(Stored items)
════

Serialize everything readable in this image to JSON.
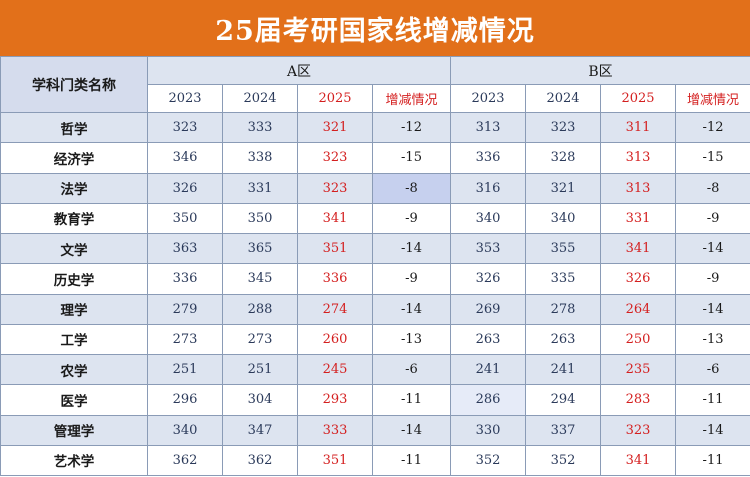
{
  "title": "25届考研国家线增减情况",
  "header": {
    "subject_label": "学科门类名称",
    "region_a": "A区",
    "region_b": "B区",
    "years": [
      "2023",
      "2024",
      "2025"
    ],
    "change_label": "增减情况"
  },
  "rows": [
    {
      "subject": "哲学",
      "a": [
        "323",
        "333",
        "321"
      ],
      "a_change": "-12",
      "b": [
        "313",
        "323",
        "311"
      ],
      "b_change": "-12"
    },
    {
      "subject": "经济学",
      "a": [
        "346",
        "338",
        "323"
      ],
      "a_change": "-15",
      "b": [
        "336",
        "328",
        "313"
      ],
      "b_change": "-15"
    },
    {
      "subject": "法学",
      "a": [
        "326",
        "331",
        "323"
      ],
      "a_change": "-8",
      "b": [
        "316",
        "321",
        "313"
      ],
      "b_change": "-8"
    },
    {
      "subject": "教育学",
      "a": [
        "350",
        "350",
        "341"
      ],
      "a_change": "-9",
      "b": [
        "340",
        "340",
        "331"
      ],
      "b_change": "-9"
    },
    {
      "subject": "文学",
      "a": [
        "363",
        "365",
        "351"
      ],
      "a_change": "-14",
      "b": [
        "353",
        "355",
        "341"
      ],
      "b_change": "-14"
    },
    {
      "subject": "历史学",
      "a": [
        "336",
        "345",
        "336"
      ],
      "a_change": "-9",
      "b": [
        "326",
        "335",
        "326"
      ],
      "b_change": "-9"
    },
    {
      "subject": "理学",
      "a": [
        "279",
        "288",
        "274"
      ],
      "a_change": "-14",
      "b": [
        "269",
        "278",
        "264"
      ],
      "b_change": "-14"
    },
    {
      "subject": "工学",
      "a": [
        "273",
        "273",
        "260"
      ],
      "a_change": "-13",
      "b": [
        "263",
        "263",
        "250"
      ],
      "b_change": "-13"
    },
    {
      "subject": "农学",
      "a": [
        "251",
        "251",
        "245"
      ],
      "a_change": "-6",
      "b": [
        "241",
        "241",
        "235"
      ],
      "b_change": "-6"
    },
    {
      "subject": "医学",
      "a": [
        "296",
        "304",
        "293"
      ],
      "a_change": "-11",
      "b": [
        "286",
        "294",
        "283"
      ],
      "b_change": "-11"
    },
    {
      "subject": "管理学",
      "a": [
        "340",
        "347",
        "333"
      ],
      "a_change": "-14",
      "b": [
        "330",
        "337",
        "323"
      ],
      "b_change": "-14"
    },
    {
      "subject": "艺术学",
      "a": [
        "362",
        "362",
        "351"
      ],
      "a_change": "-11",
      "b": [
        "352",
        "352",
        "341"
      ],
      "b_change": "-11"
    }
  ],
  "colors": {
    "banner": "#e2701a",
    "header_fill": "#dde4f0",
    "accent_red": "#d41f1f",
    "text_navy": "#2b3a5a"
  }
}
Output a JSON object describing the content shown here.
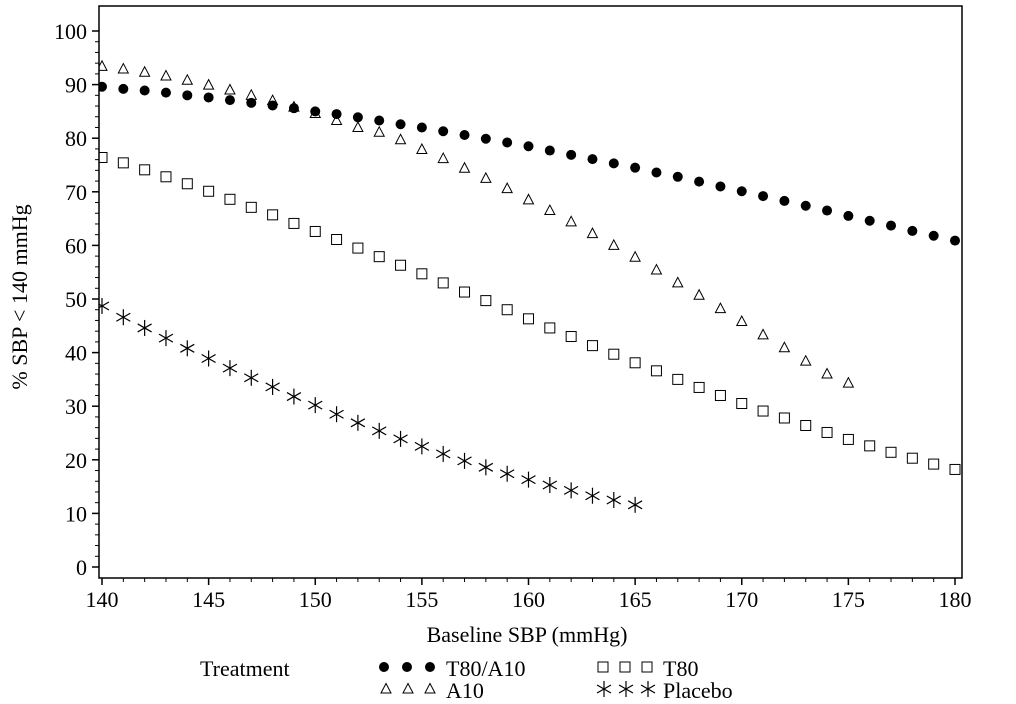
{
  "chart_data": {
    "type": "scatter",
    "xlabel": "Baseline SBP (mmHg)",
    "ylabel": "% SBP < 140 mmHg",
    "xlim": [
      140,
      180
    ],
    "ylim": [
      0,
      100
    ],
    "xticks": [
      140,
      145,
      150,
      155,
      160,
      165,
      170,
      175,
      180
    ],
    "yticks": [
      0,
      10,
      20,
      30,
      40,
      50,
      60,
      70,
      80,
      90,
      100
    ],
    "grid": false,
    "legend": {
      "title": "Treatment",
      "placement": "bottom"
    },
    "series": [
      {
        "name": "T80/A10",
        "marker": "filled-circle",
        "color": "#000000",
        "x": [
          140,
          141,
          142,
          143,
          144,
          145,
          146,
          147,
          148,
          149,
          150,
          151,
          152,
          153,
          154,
          155,
          156,
          157,
          158,
          159,
          160,
          161,
          162,
          163,
          164,
          165,
          166,
          167,
          168,
          169,
          170,
          171,
          172,
          173,
          174,
          175,
          176,
          177,
          178,
          179,
          180
        ],
        "y": [
          89.6,
          89.2,
          88.9,
          88.5,
          88.0,
          87.6,
          87.1,
          86.6,
          86.1,
          85.6,
          85.0,
          84.5,
          83.9,
          83.3,
          82.6,
          82.0,
          81.3,
          80.6,
          79.9,
          79.2,
          78.5,
          77.7,
          76.9,
          76.1,
          75.3,
          74.5,
          73.6,
          72.8,
          71.9,
          71.0,
          70.1,
          69.2,
          68.3,
          67.4,
          66.5,
          65.5,
          64.6,
          63.7,
          62.7,
          61.8,
          60.9
        ]
      },
      {
        "name": "A10",
        "marker": "open-triangle",
        "color": "#000000",
        "x": [
          140,
          141,
          142,
          143,
          144,
          145,
          146,
          147,
          148,
          149,
          150,
          151,
          152,
          153,
          154,
          155,
          156,
          157,
          158,
          159,
          160,
          161,
          162,
          163,
          164,
          165,
          166,
          167,
          168,
          169,
          170,
          171,
          172,
          173,
          174,
          175
        ],
        "y": [
          93.4,
          92.9,
          92.3,
          91.6,
          90.8,
          89.9,
          89.0,
          88.0,
          87.0,
          85.8,
          84.6,
          83.3,
          82.0,
          81.1,
          79.7,
          77.9,
          76.2,
          74.4,
          72.5,
          70.6,
          68.5,
          66.5,
          64.4,
          62.2,
          60.0,
          57.8,
          55.4,
          53.0,
          50.7,
          48.2,
          45.8,
          43.3,
          40.9,
          38.4,
          36.0,
          34.3
        ]
      },
      {
        "name": "T80",
        "marker": "open-square",
        "color": "#000000",
        "x": [
          140,
          141,
          142,
          143,
          144,
          145,
          146,
          147,
          148,
          149,
          150,
          151,
          152,
          153,
          154,
          155,
          156,
          157,
          158,
          159,
          160,
          161,
          162,
          163,
          164,
          165,
          166,
          167,
          168,
          169,
          170,
          171,
          172,
          173,
          174,
          175,
          176,
          177,
          178,
          179,
          180
        ],
        "y": [
          76.4,
          75.4,
          74.1,
          72.8,
          71.5,
          70.1,
          68.6,
          67.1,
          65.7,
          64.1,
          62.6,
          61.1,
          59.5,
          57.9,
          56.3,
          54.7,
          53.0,
          51.3,
          49.7,
          48.0,
          46.3,
          44.6,
          43.0,
          41.3,
          39.7,
          38.1,
          36.6,
          35.0,
          33.5,
          32.0,
          30.5,
          29.1,
          27.8,
          26.4,
          25.1,
          23.8,
          22.6,
          21.4,
          20.3,
          19.2,
          18.2
        ]
      },
      {
        "name": "Placebo",
        "marker": "asterisk",
        "color": "#000000",
        "x": [
          140,
          141,
          142,
          143,
          144,
          145,
          146,
          147,
          148,
          149,
          150,
          151,
          152,
          153,
          154,
          155,
          156,
          157,
          158,
          159,
          160,
          161,
          162,
          163,
          164,
          165
        ],
        "y": [
          48.7,
          46.6,
          44.6,
          42.7,
          40.8,
          38.9,
          37.1,
          35.3,
          33.6,
          31.8,
          30.2,
          28.5,
          26.9,
          25.4,
          23.9,
          22.5,
          21.1,
          19.8,
          18.6,
          17.4,
          16.3,
          15.3,
          14.3,
          13.3,
          12.5,
          11.6
        ]
      }
    ]
  }
}
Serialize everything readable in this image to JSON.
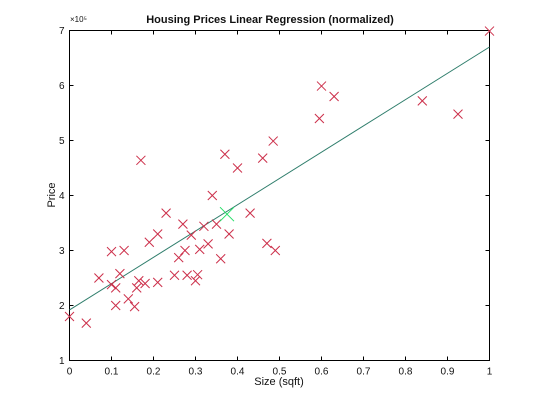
{
  "chart_data": {
    "type": "scatter",
    "title": "Housing Prices Linear Regression (normalized)",
    "xlabel": "Size (sqft)",
    "ylabel": "Price",
    "y_multiplier_label": "×10⁵",
    "xlim": [
      0,
      1
    ],
    "ylim": [
      100000,
      700000
    ],
    "x_ticks": [
      0,
      0.1,
      0.2,
      0.3,
      0.4,
      0.5,
      0.6,
      0.7,
      0.8,
      0.9,
      1
    ],
    "x_tick_labels": [
      "0",
      "0.1",
      "0.2",
      "0.3",
      "0.4",
      "0.5",
      "0.6",
      "0.7",
      "0.8",
      "0.9",
      "1"
    ],
    "y_ticks": [
      100000,
      200000,
      300000,
      400000,
      500000,
      600000,
      700000
    ],
    "y_tick_labels": [
      "1",
      "2",
      "3",
      "4",
      "5",
      "6",
      "7"
    ],
    "grid": false,
    "colors": {
      "points": "#cc2f4a",
      "line": "#2e7d6b",
      "mean_marker": "#22dd66",
      "axis": "#000000"
    },
    "series": [
      {
        "type": "scatter",
        "marker": "x",
        "points": [
          [
            0.0,
            180000
          ],
          [
            0.04,
            168000
          ],
          [
            0.07,
            250000
          ],
          [
            0.1,
            298000
          ],
          [
            0.1,
            238000
          ],
          [
            0.11,
            200000
          ],
          [
            0.11,
            232000
          ],
          [
            0.12,
            258000
          ],
          [
            0.13,
            300000
          ],
          [
            0.14,
            212000
          ],
          [
            0.155,
            198000
          ],
          [
            0.16,
            232000
          ],
          [
            0.165,
            245000
          ],
          [
            0.17,
            464000
          ],
          [
            0.18,
            240000
          ],
          [
            0.19,
            315000
          ],
          [
            0.21,
            242000
          ],
          [
            0.21,
            330000
          ],
          [
            0.23,
            368000
          ],
          [
            0.25,
            255000
          ],
          [
            0.26,
            287000
          ],
          [
            0.27,
            348000
          ],
          [
            0.275,
            300000
          ],
          [
            0.28,
            255000
          ],
          [
            0.29,
            328000
          ],
          [
            0.3,
            245000
          ],
          [
            0.305,
            256000
          ],
          [
            0.31,
            302000
          ],
          [
            0.32,
            344000
          ],
          [
            0.33,
            312000
          ],
          [
            0.34,
            400000
          ],
          [
            0.35,
            348000
          ],
          [
            0.36,
            285000
          ],
          [
            0.37,
            475000
          ],
          [
            0.38,
            330000
          ],
          [
            0.4,
            450000
          ],
          [
            0.43,
            368000
          ],
          [
            0.46,
            468000
          ],
          [
            0.47,
            313000
          ],
          [
            0.485,
            499000
          ],
          [
            0.49,
            300000
          ],
          [
            0.595,
            540000
          ],
          [
            0.6,
            599000
          ],
          [
            0.63,
            580000
          ],
          [
            0.84,
            572000
          ],
          [
            0.925,
            548000
          ],
          [
            1.0,
            699000
          ]
        ]
      },
      {
        "type": "line",
        "points": [
          [
            0,
            192000
          ],
          [
            1,
            670000
          ]
        ]
      },
      {
        "type": "point",
        "marker": "x",
        "points": [
          [
            0.375,
            366000
          ]
        ]
      }
    ]
  }
}
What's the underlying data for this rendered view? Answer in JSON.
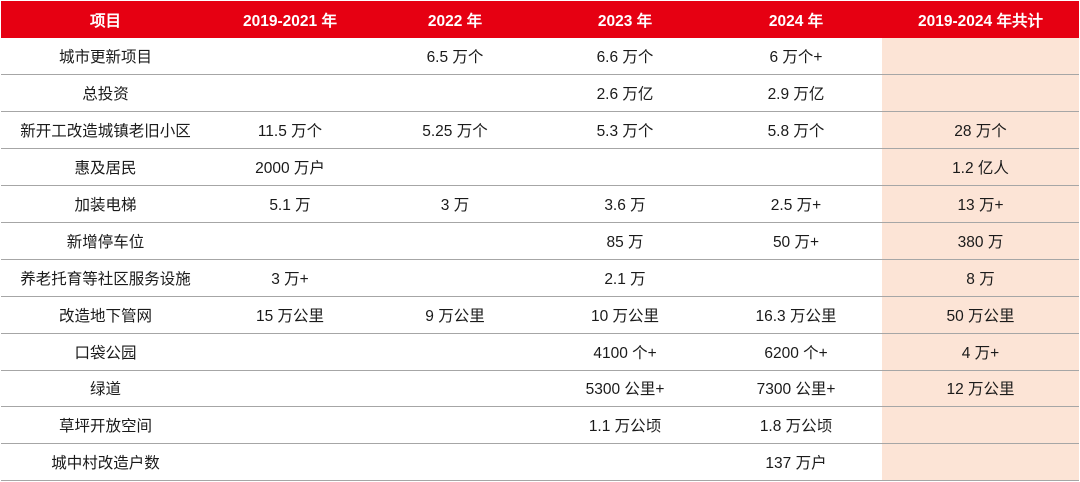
{
  "table": {
    "headers": [
      "项目",
      "2019-2021 年",
      "2022 年",
      "2023 年",
      "2024 年",
      "2019-2024 年共计"
    ],
    "rows": [
      [
        "城市更新项目",
        "",
        "6.5 万个",
        "6.6 万个",
        "6 万个+",
        ""
      ],
      [
        "总投资",
        "",
        "",
        "2.6 万亿",
        "2.9 万亿",
        ""
      ],
      [
        "新开工改造城镇老旧小区",
        "11.5 万个",
        "5.25 万个",
        "5.3 万个",
        "5.8 万个",
        "28 万个"
      ],
      [
        "惠及居民",
        "2000 万户",
        "",
        "",
        "",
        "1.2 亿人"
      ],
      [
        "加装电梯",
        "5.1 万",
        "3 万",
        "3.6 万",
        "2.5 万+",
        "13 万+"
      ],
      [
        "新增停车位",
        "",
        "",
        "85 万",
        "50 万+",
        "380 万"
      ],
      [
        "养老托育等社区服务设施",
        "3 万+",
        "",
        "2.1 万",
        "",
        "8 万"
      ],
      [
        "改造地下管网",
        "15 万公里",
        "9 万公里",
        "10 万公里",
        "16.3 万公里",
        "50 万公里"
      ],
      [
        "口袋公园",
        "",
        "",
        "4100 个+",
        "6200 个+",
        "4 万+"
      ],
      [
        "绿道",
        "",
        "",
        "5300 公里+",
        "7300 公里+",
        "12 万公里"
      ],
      [
        "草坪开放空间",
        "",
        "",
        "1.1 万公顷",
        "1.8 万公顷",
        ""
      ],
      [
        "城中村改造户数",
        "",
        "",
        "",
        "137 万户",
        ""
      ]
    ]
  },
  "colors": {
    "header_bg": "#e60012",
    "header_text": "#ffffff",
    "total_col_bg": "#fce4d6",
    "row_border": "#a6a6a6"
  }
}
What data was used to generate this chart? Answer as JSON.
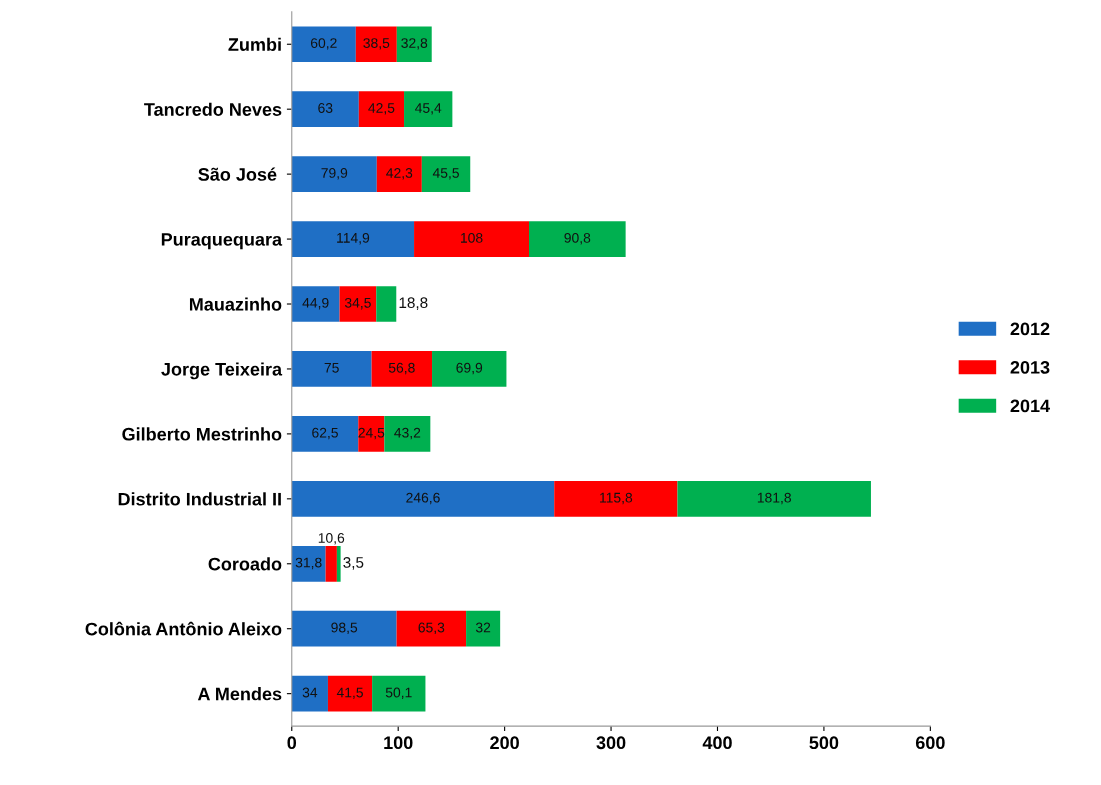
{
  "chart_data": {
    "type": "bar",
    "orientation": "horizontal",
    "stacked": true,
    "categories": [
      "Zumbi",
      "Tancredo Neves",
      "São José ",
      "Puraquequara",
      "Mauazinho",
      "Jorge Teixeira",
      "Gilberto Mestrinho",
      "Distrito Industrial II",
      "Coroado",
      "Colônia Antônio Aleixo",
      "A Mendes"
    ],
    "series": [
      {
        "name": "2012",
        "color": "#1f6fc5",
        "values": [
          60.2,
          63,
          79.9,
          114.9,
          44.9,
          75,
          62.5,
          246.6,
          31.8,
          98.5,
          34
        ],
        "value_labels": [
          "60,2",
          "63",
          "79,9",
          "114,9",
          "44,9",
          "75",
          "62,5",
          "246,6",
          "31,8",
          "98,5",
          "34"
        ]
      },
      {
        "name": "2013",
        "color": "#ff0000",
        "values": [
          38.5,
          42.5,
          42.3,
          108,
          34.5,
          56.8,
          24.5,
          115.8,
          10.6,
          65.3,
          41.5
        ],
        "value_labels": [
          "38,5",
          "42,5",
          "42,3",
          "108",
          "34,5",
          "56,8",
          "24,5",
          "115,8",
          "10,6",
          "65,3",
          "41,5"
        ]
      },
      {
        "name": "2014",
        "color": "#00b050",
        "values": [
          32.8,
          45.4,
          45.5,
          90.8,
          18.8,
          69.9,
          43.2,
          181.8,
          3.5,
          32,
          50.1
        ],
        "value_labels": [
          "32,8",
          "45,4",
          "45,5",
          "90,8",
          "18,8",
          "69,9",
          "43,2",
          "181,8",
          "3,5",
          "32",
          "50,1"
        ]
      }
    ],
    "xlim": [
      0,
      600
    ],
    "xticks": [
      0,
      100,
      200,
      300,
      400,
      500,
      600
    ],
    "grid": false,
    "legend": "right"
  }
}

════

▶ _Aim_: Every line of the records that includes the word "Answer" should be gathered.

▶ _Complete response_:
What's the underlying data for this rendered view? Answer in JSON.
What data was used to generate this chart? Answer as JSON.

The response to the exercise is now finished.